Given information:
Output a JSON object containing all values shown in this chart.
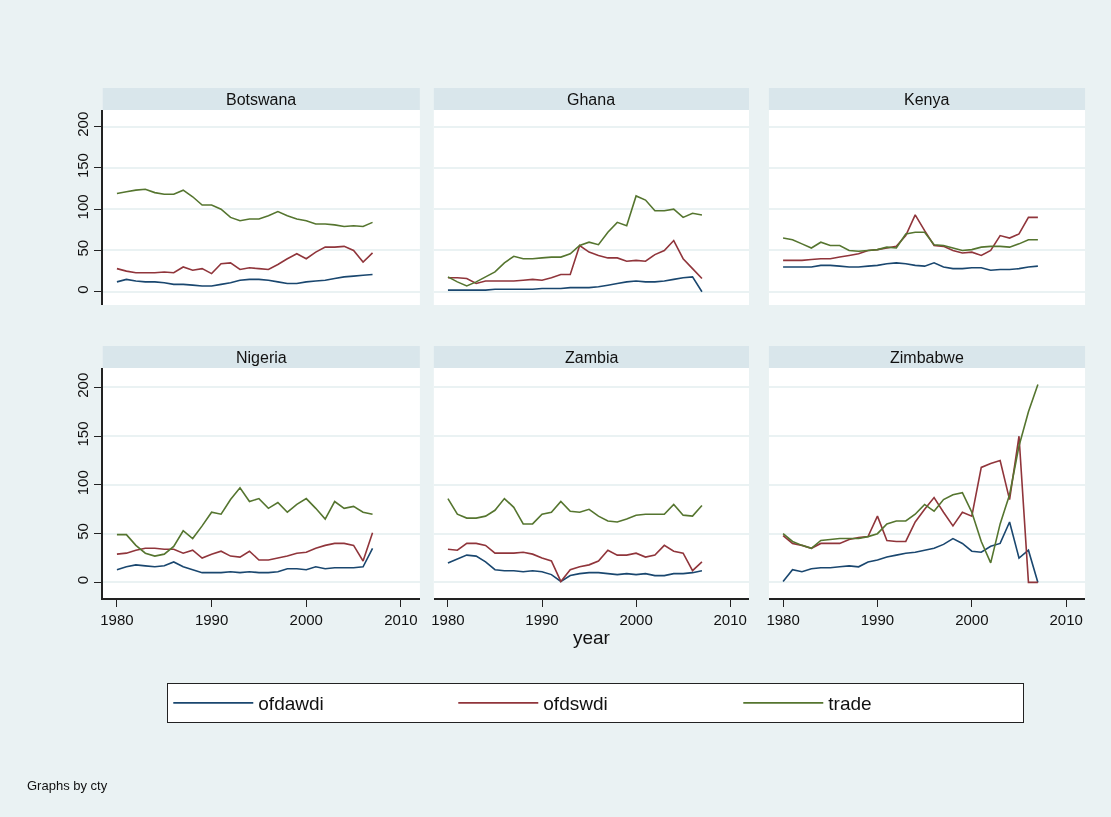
{
  "chart_data": [
    {
      "type": "line",
      "title": "Botswana",
      "x": [
        1980,
        1981,
        1982,
        1983,
        1984,
        1985,
        1986,
        1987,
        1988,
        1989,
        1990,
        1991,
        1992,
        1993,
        1994,
        1995,
        1996,
        1997,
        1998,
        1999,
        2000,
        2001,
        2002,
        2003,
        2004,
        2005,
        2006,
        2007
      ],
      "xlim": [
        1978.5,
        2012
      ],
      "ylim": [
        -16,
        220
      ],
      "yticks": [
        0,
        50,
        100,
        150,
        200
      ],
      "xticks": [
        1980,
        1990,
        2000,
        2010
      ],
      "grid": "y",
      "tick_labels": "y",
      "legend": "bottom",
      "annotations": [
        "Graphs by cty"
      ],
      "series": [
        {
          "name": "ofdawdi",
          "color": "#1a476f",
          "values": [
            12,
            15,
            13,
            12,
            12,
            11,
            9,
            9,
            8,
            7,
            7,
            9,
            11,
            14,
            15,
            15,
            14,
            12,
            10,
            10,
            12,
            13,
            14,
            16,
            18,
            19,
            20,
            21
          ]
        },
        {
          "name": "ofdswdi",
          "color": "#90353b",
          "values": [
            28,
            25,
            23,
            23,
            23,
            24,
            23,
            30,
            26,
            28,
            22,
            34,
            35,
            27,
            29,
            28,
            27,
            33,
            40,
            46,
            40,
            48,
            54,
            54,
            55,
            50,
            36,
            47
          ]
        },
        {
          "name": "trade",
          "color": "#55752f",
          "values": [
            119,
            121,
            123,
            124,
            120,
            118,
            118,
            123,
            115,
            105,
            105,
            100,
            90,
            86,
            88,
            88,
            92,
            97,
            92,
            88,
            86,
            82,
            82,
            81,
            79,
            80,
            79,
            84
          ]
        }
      ]
    },
    {
      "type": "line",
      "title": "Ghana",
      "x": [
        1980,
        1981,
        1982,
        1983,
        1984,
        1985,
        1986,
        1987,
        1988,
        1989,
        1990,
        1991,
        1992,
        1993,
        1994,
        1995,
        1996,
        1997,
        1998,
        1999,
        2000,
        2001,
        2002,
        2003,
        2004,
        2005,
        2006,
        2007
      ],
      "xlim": [
        1978.5,
        2012
      ],
      "ylim": [
        -16,
        220
      ],
      "yticks": [
        0,
        50,
        100,
        150,
        200
      ],
      "xticks": [
        1980,
        1990,
        2000,
        2010
      ],
      "grid": "y",
      "tick_labels": false,
      "series": [
        {
          "color": "#1a476f",
          "values": [
            2,
            2,
            2,
            2,
            2,
            3,
            3,
            3,
            3,
            3,
            4,
            4,
            4,
            5,
            5,
            5,
            6,
            8,
            10,
            12,
            13,
            12,
            12,
            13,
            15,
            17,
            18,
            0
          ]
        },
        {
          "color": "#90353b",
          "values": [
            17,
            17,
            16,
            10,
            13,
            13,
            13,
            13,
            14,
            15,
            14,
            17,
            21,
            21,
            56,
            48,
            44,
            41,
            41,
            37,
            38,
            37,
            45,
            50,
            62,
            40,
            28,
            16
          ]
        },
        {
          "color": "#55752f",
          "values": [
            18,
            12,
            7,
            12,
            18,
            24,
            35,
            43,
            40,
            40,
            41,
            42,
            42,
            46,
            56,
            60,
            57,
            72,
            84,
            80,
            116,
            111,
            98,
            98,
            100,
            90,
            95,
            93
          ]
        }
      ]
    },
    {
      "type": "line",
      "title": "Kenya",
      "x": [
        1980,
        1981,
        1982,
        1983,
        1984,
        1985,
        1986,
        1987,
        1988,
        1989,
        1990,
        1991,
        1992,
        1993,
        1994,
        1995,
        1996,
        1997,
        1998,
        1999,
        2000,
        2001,
        2002,
        2003,
        2004,
        2005,
        2006,
        2007
      ],
      "xlim": [
        1978.5,
        2012
      ],
      "ylim": [
        -16,
        220
      ],
      "yticks": [
        0,
        50,
        100,
        150,
        200
      ],
      "xticks": [
        1980,
        1990,
        2000,
        2010
      ],
      "grid": "y",
      "tick_labels": false,
      "series": [
        {
          "color": "#1a476f",
          "values": [
            30,
            30,
            30,
            30,
            32,
            32,
            31,
            30,
            30,
            31,
            32,
            34,
            35,
            34,
            32,
            31,
            35,
            30,
            28,
            28,
            29,
            29,
            26,
            27,
            27,
            28,
            30,
            31
          ]
        },
        {
          "color": "#90353b",
          "values": [
            38,
            38,
            38,
            39,
            40,
            40,
            42,
            44,
            46,
            50,
            51,
            53,
            55,
            68,
            93,
            74,
            56,
            55,
            50,
            47,
            48,
            44,
            50,
            68,
            65,
            70,
            90,
            90
          ]
        },
        {
          "color": "#55752f",
          "values": [
            65,
            63,
            58,
            53,
            60,
            56,
            56,
            50,
            49,
            50,
            51,
            54,
            53,
            70,
            72,
            72,
            57,
            56,
            53,
            50,
            51,
            54,
            55,
            55,
            54,
            58,
            63,
            63
          ]
        }
      ]
    },
    {
      "type": "line",
      "title": "Nigeria",
      "x": [
        1980,
        1981,
        1982,
        1983,
        1984,
        1985,
        1986,
        1987,
        1988,
        1989,
        1990,
        1991,
        1992,
        1993,
        1994,
        1995,
        1996,
        1997,
        1998,
        1999,
        2000,
        2001,
        2002,
        2003,
        2004,
        2005,
        2006,
        2007
      ],
      "xlim": [
        1978.5,
        2012
      ],
      "ylim": [
        -16,
        220
      ],
      "yticks": [
        0,
        50,
        100,
        150,
        200
      ],
      "xticks": [
        1980,
        1990,
        2000,
        2010
      ],
      "grid": "y",
      "series": [
        {
          "color": "#1a476f",
          "values": [
            13,
            16,
            18,
            17,
            16,
            17,
            21,
            16,
            13,
            10,
            10,
            10,
            11,
            10,
            11,
            10,
            10,
            11,
            14,
            14,
            13,
            16,
            14,
            15,
            15,
            15,
            16,
            35
          ]
        },
        {
          "color": "#90353b",
          "values": [
            29,
            30,
            33,
            35,
            35,
            34,
            34,
            30,
            33,
            25,
            29,
            32,
            27,
            26,
            32,
            23,
            23,
            25,
            27,
            30,
            31,
            35,
            38,
            40,
            40,
            38,
            22,
            51
          ]
        },
        {
          "color": "#55752f",
          "values": [
            49,
            49,
            38,
            30,
            27,
            29,
            37,
            53,
            45,
            58,
            72,
            70,
            85,
            97,
            83,
            86,
            76,
            82,
            72,
            80,
            86,
            76,
            65,
            83,
            76,
            78,
            72,
            70
          ]
        }
      ]
    },
    {
      "type": "line",
      "title": "Zambia",
      "xlabel": "year",
      "x": [
        1980,
        1981,
        1982,
        1983,
        1984,
        1985,
        1986,
        1987,
        1988,
        1989,
        1990,
        1991,
        1992,
        1993,
        1994,
        1995,
        1996,
        1997,
        1998,
        1999,
        2000,
        2001,
        2002,
        2003,
        2004,
        2005,
        2006,
        2007
      ],
      "xlim": [
        1978.5,
        2012
      ],
      "ylim": [
        -16,
        220
      ],
      "yticks": [
        0,
        50,
        100,
        150,
        200
      ],
      "xticks": [
        1980,
        1990,
        2000,
        2010
      ],
      "grid": "y",
      "tick_labels": "x",
      "series": [
        {
          "color": "#1a476f",
          "values": [
            20,
            24,
            28,
            27,
            21,
            13,
            12,
            12,
            11,
            12,
            11,
            8,
            1,
            7,
            9,
            10,
            10,
            9,
            8,
            9,
            8,
            9,
            7,
            7,
            9,
            9,
            10,
            12
          ]
        },
        {
          "color": "#90353b",
          "values": [
            34,
            33,
            40,
            40,
            38,
            30,
            30,
            30,
            31,
            29,
            25,
            22,
            1,
            13,
            16,
            18,
            22,
            33,
            28,
            28,
            30,
            26,
            28,
            38,
            32,
            30,
            12,
            21
          ]
        },
        {
          "color": "#55752f",
          "values": [
            86,
            70,
            66,
            66,
            68,
            74,
            86,
            77,
            60,
            60,
            70,
            72,
            83,
            73,
            72,
            75,
            68,
            63,
            62,
            65,
            69,
            70,
            70,
            70,
            80,
            69,
            68,
            79
          ]
        }
      ]
    },
    {
      "type": "line",
      "title": "Zimbabwe",
      "x": [
        1980,
        1981,
        1982,
        1983,
        1984,
        1985,
        1986,
        1987,
        1988,
        1989,
        1990,
        1991,
        1992,
        1993,
        1994,
        1995,
        1996,
        1997,
        1998,
        1999,
        2000,
        2001,
        2002,
        2003,
        2004,
        2005,
        2006,
        2007
      ],
      "xlim": [
        1978.5,
        2012
      ],
      "ylim": [
        -16,
        220
      ],
      "yticks": [
        0,
        50,
        100,
        150,
        200
      ],
      "xticks": [
        1980,
        1990,
        2000,
        2010
      ],
      "grid": "y",
      "tick_labels": "x",
      "series": [
        {
          "color": "#1a476f",
          "values": [
            1,
            13,
            11,
            14,
            15,
            15,
            16,
            17,
            16,
            21,
            23,
            26,
            28,
            30,
            31,
            33,
            35,
            39,
            45,
            40,
            32,
            31,
            37,
            40,
            62,
            25,
            33,
            0
          ]
        },
        {
          "color": "#90353b",
          "values": [
            48,
            40,
            38,
            35,
            40,
            40,
            40,
            44,
            46,
            47,
            68,
            43,
            42,
            42,
            62,
            75,
            87,
            72,
            58,
            72,
            68,
            118,
            122,
            125,
            85,
            150,
            0,
            0
          ]
        },
        {
          "color": "#55752f",
          "values": [
            50,
            42,
            38,
            35,
            43,
            44,
            45,
            45,
            45,
            47,
            50,
            60,
            63,
            63,
            70,
            80,
            73,
            85,
            90,
            92,
            72,
            42,
            20,
            60,
            90,
            140,
            175,
            203
          ]
        }
      ]
    }
  ]
}
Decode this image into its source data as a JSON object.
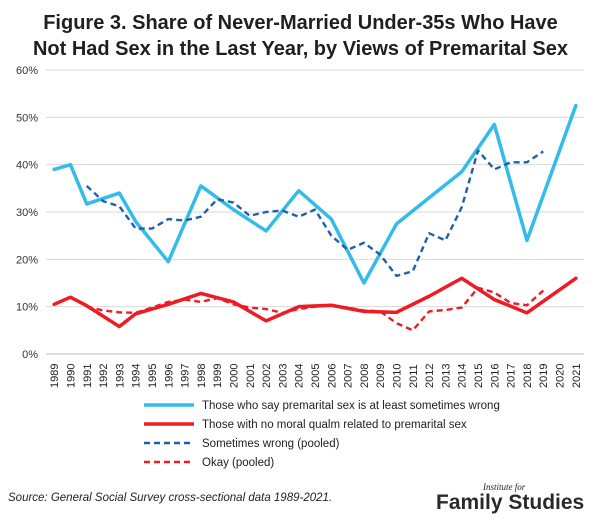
{
  "chart_data": {
    "type": "line",
    "title_line1": "Figure 3. Share of Never-Married Under-35s Who Have",
    "title_line2": "Not Had Sex in the Last Year, by Views of Premarital Sex",
    "ylim": [
      0,
      60
    ],
    "yticks": [
      "0%",
      "10%",
      "20%",
      "30%",
      "40%",
      "50%",
      "60%"
    ],
    "ytick_values": [
      0,
      10,
      20,
      30,
      40,
      50,
      60
    ],
    "categories": [
      "1989",
      "1990",
      "1991",
      "1992",
      "1993",
      "1994",
      "1995",
      "1996",
      "1997",
      "1998",
      "1999",
      "2000",
      "2001",
      "2002",
      "2003",
      "2004",
      "2005",
      "2006",
      "2007",
      "2008",
      "2009",
      "2010",
      "2011",
      "2012",
      "2013",
      "2014",
      "2015",
      "2016",
      "2017",
      "2018",
      "2019",
      "2020",
      "2021"
    ],
    "grid": true,
    "legend_position": "bottom",
    "series": [
      {
        "name": "Those who say premarital sex is at least sometimes wrong",
        "color": "#33bcea",
        "style": "solid",
        "points": [
          [
            1989,
            39
          ],
          [
            1990,
            40
          ],
          [
            1991,
            31.7
          ],
          [
            1993,
            34
          ],
          [
            1994,
            28
          ],
          [
            1996,
            19.5
          ],
          [
            1998,
            35.5
          ],
          [
            2000,
            30.5
          ],
          [
            2002,
            26
          ],
          [
            2004,
            34.5
          ],
          [
            2006,
            28.5
          ],
          [
            2008,
            15
          ],
          [
            2010,
            27.5
          ],
          [
            2012,
            33
          ],
          [
            2014,
            38.5
          ],
          [
            2016,
            48.5
          ],
          [
            2018,
            24
          ],
          [
            2021,
            52.5
          ]
        ]
      },
      {
        "name": "Those with no moral qualm related to premarital sex",
        "color": "#ef1b24",
        "style": "solid",
        "points": [
          [
            1989,
            10.5
          ],
          [
            1990,
            12
          ],
          [
            1991,
            10.2
          ],
          [
            1993,
            5.8
          ],
          [
            1994,
            8.5
          ],
          [
            1996,
            10.5
          ],
          [
            1998,
            12.8
          ],
          [
            2000,
            11
          ],
          [
            2002,
            7
          ],
          [
            2004,
            10
          ],
          [
            2006,
            10.3
          ],
          [
            2008,
            9
          ],
          [
            2010,
            8.8
          ],
          [
            2012,
            12.2
          ],
          [
            2014,
            16
          ],
          [
            2016,
            11.5
          ],
          [
            2018,
            8.7
          ],
          [
            2021,
            16
          ]
        ]
      },
      {
        "name": "Sometimes wrong (pooled)",
        "color": "#1f5fac",
        "style": "dashed",
        "points": [
          [
            1991,
            35.5
          ],
          [
            1992,
            32.3
          ],
          [
            1993,
            31.2
          ],
          [
            1994,
            26.5
          ],
          [
            1995,
            26.5
          ],
          [
            1996,
            28.5
          ],
          [
            1997,
            28.2
          ],
          [
            1998,
            29
          ],
          [
            1999,
            32.7
          ],
          [
            2000,
            32
          ],
          [
            2001,
            29.2
          ],
          [
            2002,
            30
          ],
          [
            2003,
            30.3
          ],
          [
            2004,
            29
          ],
          [
            2005,
            30.5
          ],
          [
            2006,
            25
          ],
          [
            2007,
            22
          ],
          [
            2008,
            23.5
          ],
          [
            2009,
            21
          ],
          [
            2010,
            16.5
          ],
          [
            2011,
            17.5
          ],
          [
            2012,
            25.5
          ],
          [
            2013,
            24
          ],
          [
            2014,
            31
          ],
          [
            2015,
            43
          ],
          [
            2016,
            39
          ],
          [
            2017,
            40.5
          ],
          [
            2018,
            40.5
          ],
          [
            2019,
            42.8
          ]
        ]
      },
      {
        "name": "Okay (pooled)",
        "color": "#ef1b24",
        "style": "dashed",
        "points": [
          [
            1991,
            10
          ],
          [
            1992,
            9.2
          ],
          [
            1993,
            8.8
          ],
          [
            1994,
            8.7
          ],
          [
            1995,
            9.8
          ],
          [
            1996,
            11
          ],
          [
            1997,
            11.5
          ],
          [
            1998,
            11
          ],
          [
            1999,
            11.8
          ],
          [
            2000,
            10.5
          ],
          [
            2001,
            9.8
          ],
          [
            2002,
            9.5
          ],
          [
            2003,
            8.7
          ],
          [
            2004,
            9.5
          ],
          [
            2005,
            10
          ],
          [
            2006,
            10.2
          ],
          [
            2007,
            9.8
          ],
          [
            2008,
            9.2
          ],
          [
            2009,
            9
          ],
          [
            2010,
            6.5
          ],
          [
            2011,
            5
          ],
          [
            2012,
            9
          ],
          [
            2013,
            9.3
          ],
          [
            2014,
            9.8
          ],
          [
            2015,
            14
          ],
          [
            2016,
            13
          ],
          [
            2017,
            10.8
          ],
          [
            2018,
            10.3
          ],
          [
            2019,
            13.4
          ]
        ]
      }
    ]
  },
  "footer": {
    "source": "Source: General Social Survey cross-sectional data 1989-2021.",
    "logo_small": "Institute for",
    "logo_big": "Family Studies"
  }
}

Short exercise: Look through the lines above and collect those with the word "name".

Correct answer:
          "name": "ofdawdi",
          "name": "ofdswdi",
          "name": "trade",
        "name": "Those who say premarital sex is at least sometimes wrong",
        "name": "Those with no moral qualm related to premarital sex",
        "name": "Sometimes wrong (pooled)",
        "name": "Okay (pooled)",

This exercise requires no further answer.